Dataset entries
__________

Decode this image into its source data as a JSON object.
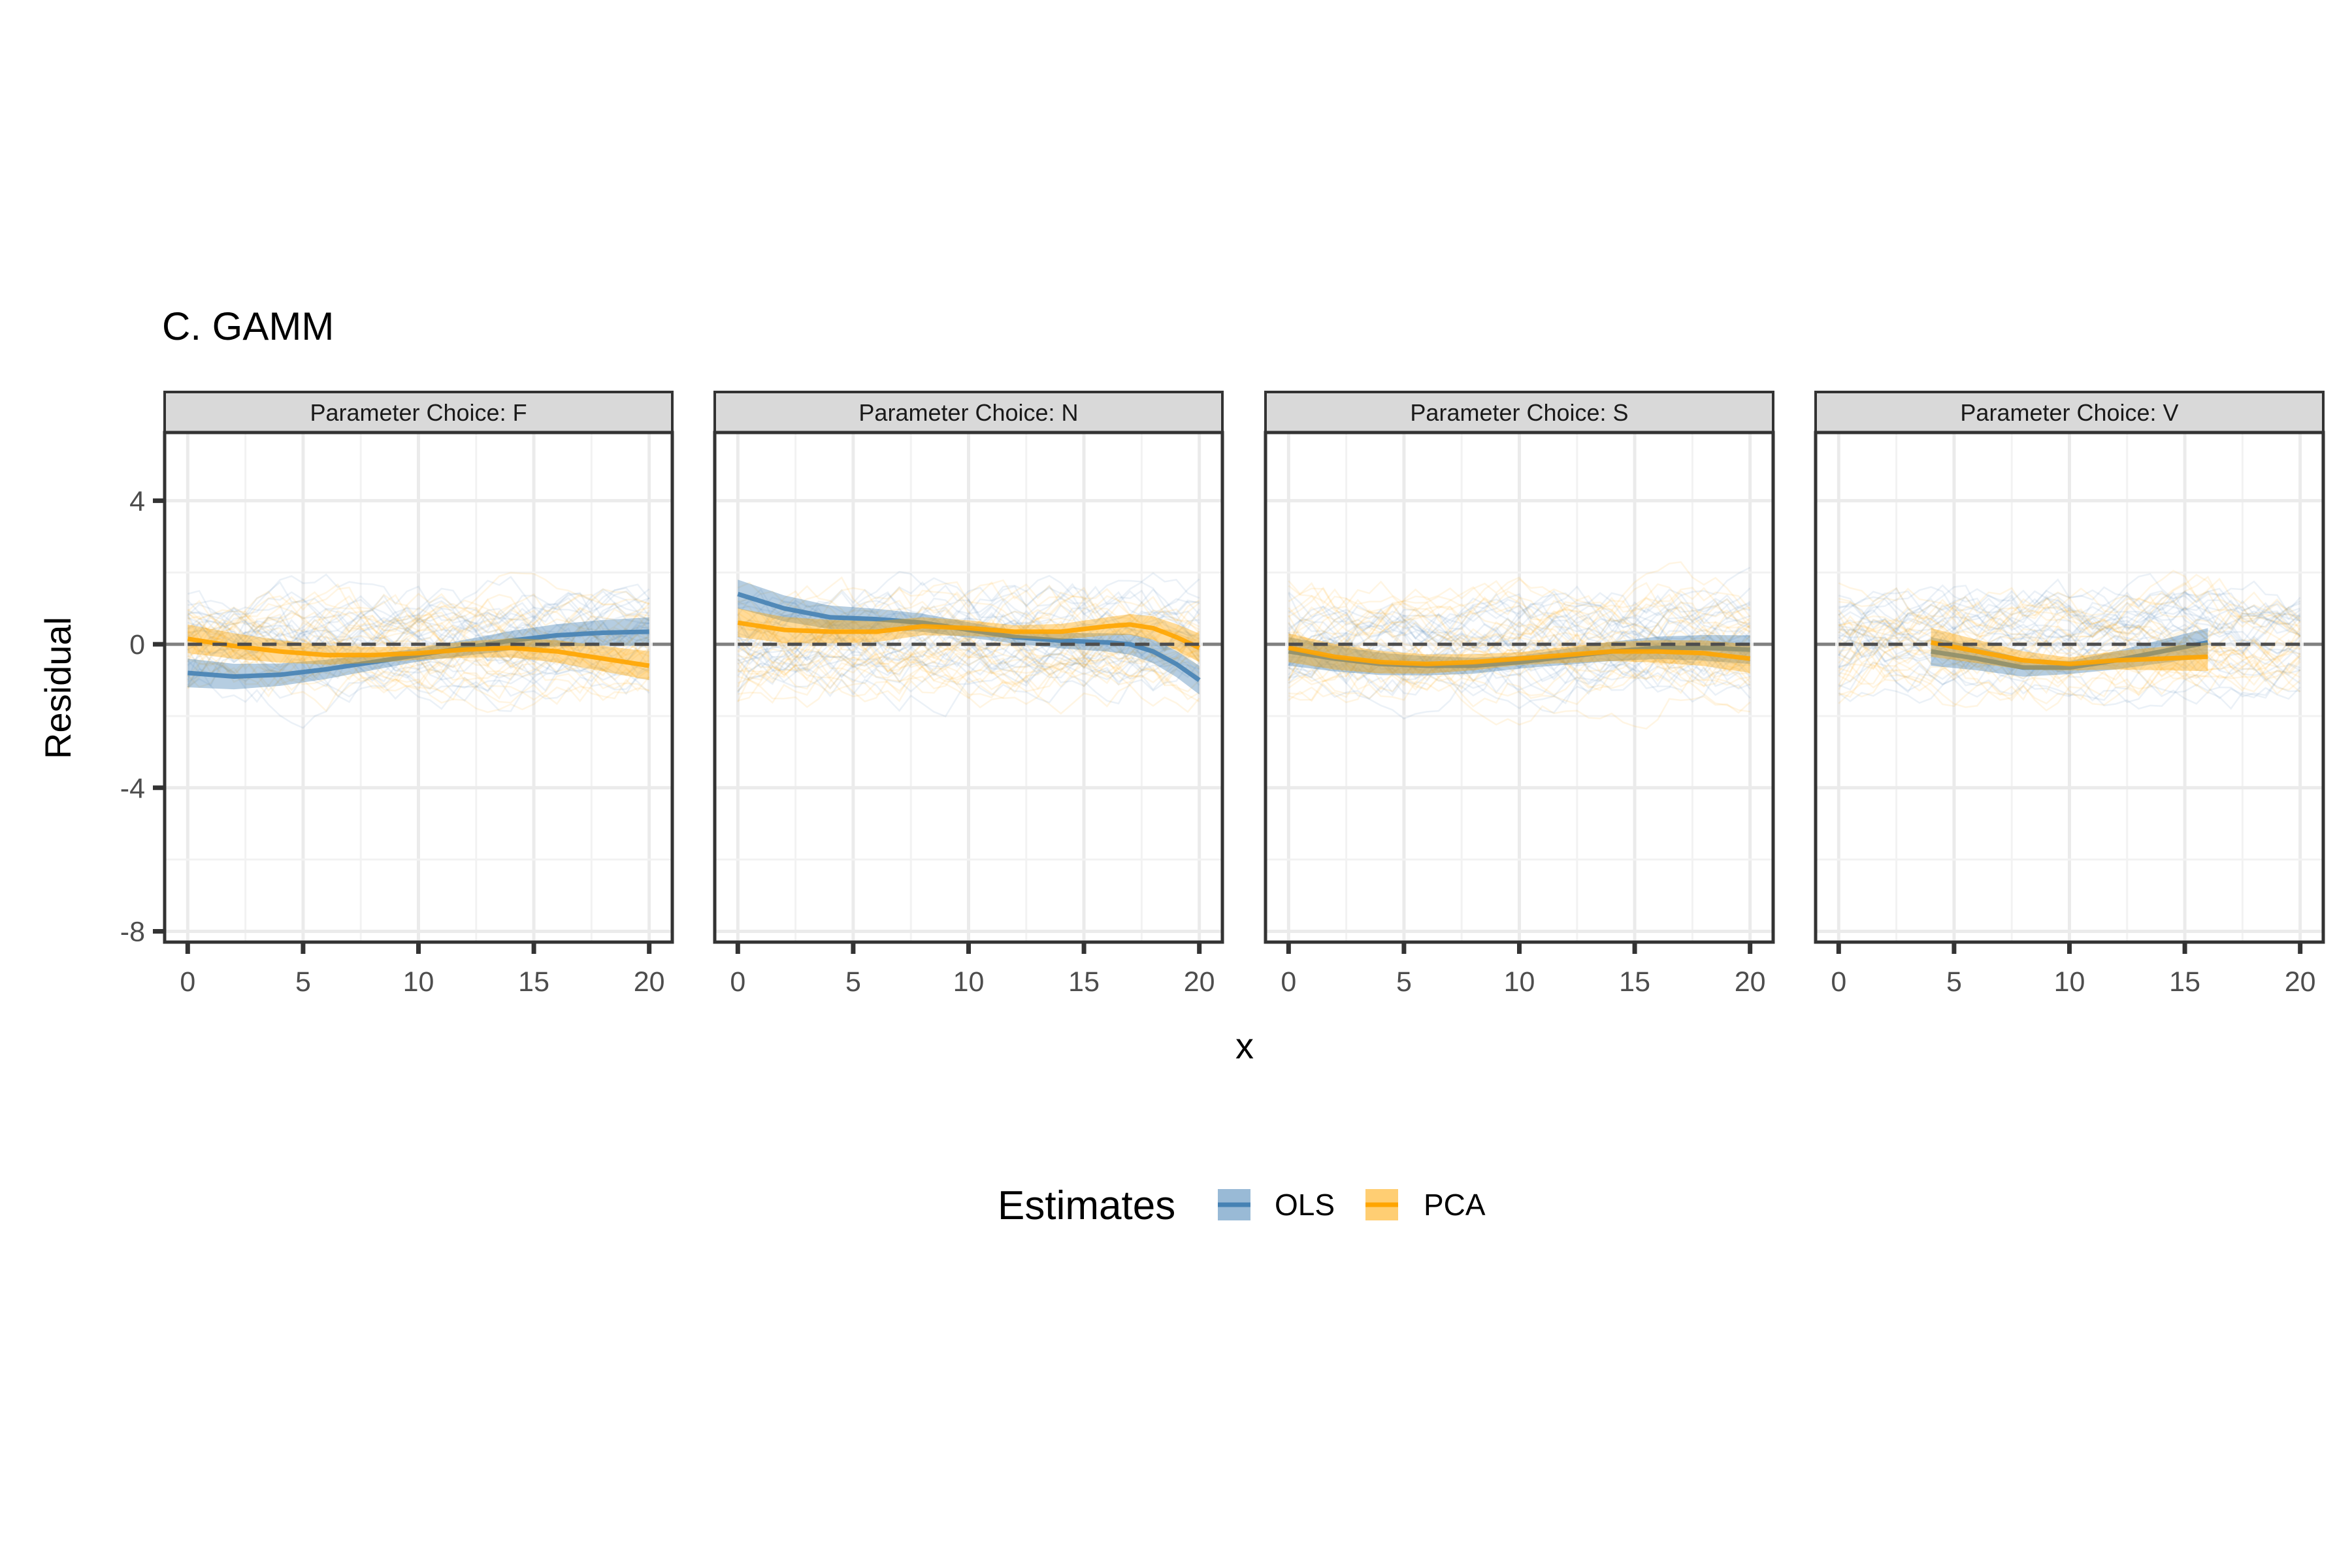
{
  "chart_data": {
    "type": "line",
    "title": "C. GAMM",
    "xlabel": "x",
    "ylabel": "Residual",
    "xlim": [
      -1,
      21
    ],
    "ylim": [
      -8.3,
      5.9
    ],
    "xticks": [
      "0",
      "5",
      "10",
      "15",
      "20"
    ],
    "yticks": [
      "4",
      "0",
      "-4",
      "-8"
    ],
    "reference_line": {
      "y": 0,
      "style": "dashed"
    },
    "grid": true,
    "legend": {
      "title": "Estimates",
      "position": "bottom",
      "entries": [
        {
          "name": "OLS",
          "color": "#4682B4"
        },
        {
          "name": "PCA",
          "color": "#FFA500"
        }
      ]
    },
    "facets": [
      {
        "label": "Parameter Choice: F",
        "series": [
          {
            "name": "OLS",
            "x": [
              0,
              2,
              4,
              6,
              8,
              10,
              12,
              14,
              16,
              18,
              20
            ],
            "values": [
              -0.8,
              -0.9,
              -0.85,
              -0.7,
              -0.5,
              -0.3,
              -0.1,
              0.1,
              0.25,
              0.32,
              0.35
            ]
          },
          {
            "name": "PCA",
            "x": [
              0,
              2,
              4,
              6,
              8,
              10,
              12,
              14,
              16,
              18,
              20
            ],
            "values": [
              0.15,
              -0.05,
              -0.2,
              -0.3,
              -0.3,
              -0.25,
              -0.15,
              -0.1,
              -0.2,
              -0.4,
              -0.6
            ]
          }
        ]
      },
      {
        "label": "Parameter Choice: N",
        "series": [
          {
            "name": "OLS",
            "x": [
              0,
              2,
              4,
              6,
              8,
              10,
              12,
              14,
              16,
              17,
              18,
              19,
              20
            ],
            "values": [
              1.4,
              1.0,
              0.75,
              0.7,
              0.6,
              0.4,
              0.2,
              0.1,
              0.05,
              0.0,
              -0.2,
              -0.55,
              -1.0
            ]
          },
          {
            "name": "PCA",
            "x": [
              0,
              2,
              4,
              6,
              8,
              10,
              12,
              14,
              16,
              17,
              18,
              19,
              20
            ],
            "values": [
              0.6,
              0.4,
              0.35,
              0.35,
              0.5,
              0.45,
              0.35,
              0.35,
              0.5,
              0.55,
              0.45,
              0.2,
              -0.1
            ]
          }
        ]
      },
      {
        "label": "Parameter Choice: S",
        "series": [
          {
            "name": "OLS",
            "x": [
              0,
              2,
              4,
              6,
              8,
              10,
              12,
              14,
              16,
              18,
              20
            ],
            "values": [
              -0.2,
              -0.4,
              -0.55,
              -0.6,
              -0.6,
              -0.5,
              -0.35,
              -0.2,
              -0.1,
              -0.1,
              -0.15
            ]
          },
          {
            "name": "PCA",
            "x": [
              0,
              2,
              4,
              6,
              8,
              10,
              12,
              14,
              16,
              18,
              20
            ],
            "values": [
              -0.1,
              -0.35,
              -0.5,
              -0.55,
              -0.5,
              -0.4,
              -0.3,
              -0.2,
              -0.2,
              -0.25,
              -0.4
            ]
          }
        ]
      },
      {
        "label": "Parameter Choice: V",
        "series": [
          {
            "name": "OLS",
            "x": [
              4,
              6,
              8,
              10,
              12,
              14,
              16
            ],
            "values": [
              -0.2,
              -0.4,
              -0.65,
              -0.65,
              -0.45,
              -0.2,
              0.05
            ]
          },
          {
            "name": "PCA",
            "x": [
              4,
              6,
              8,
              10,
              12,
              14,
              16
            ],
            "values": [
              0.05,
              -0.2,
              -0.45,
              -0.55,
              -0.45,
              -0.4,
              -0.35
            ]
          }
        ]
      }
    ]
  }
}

__________

Search the entries for the word "Parameter", then gather every line that has it.

- Written response:
        "label": "Parameter Choice: F",
        "label": "Parameter Choice: N",
        "label": "Parameter Choice: S",
        "label": "Parameter Choice: V",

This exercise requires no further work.